From the entries provided below, copy each line that contains the word "automaticamente".
START
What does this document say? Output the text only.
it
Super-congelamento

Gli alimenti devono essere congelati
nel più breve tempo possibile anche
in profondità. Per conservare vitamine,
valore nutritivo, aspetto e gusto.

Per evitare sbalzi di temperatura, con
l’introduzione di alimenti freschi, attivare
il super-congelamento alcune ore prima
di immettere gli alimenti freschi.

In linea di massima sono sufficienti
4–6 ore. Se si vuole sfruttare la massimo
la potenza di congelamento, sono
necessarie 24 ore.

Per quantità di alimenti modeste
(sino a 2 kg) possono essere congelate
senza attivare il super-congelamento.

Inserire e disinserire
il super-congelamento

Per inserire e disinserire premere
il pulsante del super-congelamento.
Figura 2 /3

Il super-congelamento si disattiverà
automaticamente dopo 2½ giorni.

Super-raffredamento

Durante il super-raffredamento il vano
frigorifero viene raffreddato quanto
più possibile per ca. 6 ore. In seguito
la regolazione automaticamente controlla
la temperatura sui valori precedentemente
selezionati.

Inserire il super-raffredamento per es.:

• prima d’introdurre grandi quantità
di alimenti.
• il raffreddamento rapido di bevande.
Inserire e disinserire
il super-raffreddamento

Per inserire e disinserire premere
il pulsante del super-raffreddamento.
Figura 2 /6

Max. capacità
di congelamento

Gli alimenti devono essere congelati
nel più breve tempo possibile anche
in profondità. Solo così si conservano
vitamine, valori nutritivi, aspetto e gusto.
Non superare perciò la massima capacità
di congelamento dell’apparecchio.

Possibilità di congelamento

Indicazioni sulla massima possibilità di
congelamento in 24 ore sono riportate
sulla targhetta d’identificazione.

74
END
Completed exercise:
automaticamente dopo 2½ giorni.
la regolazione automaticamente controlla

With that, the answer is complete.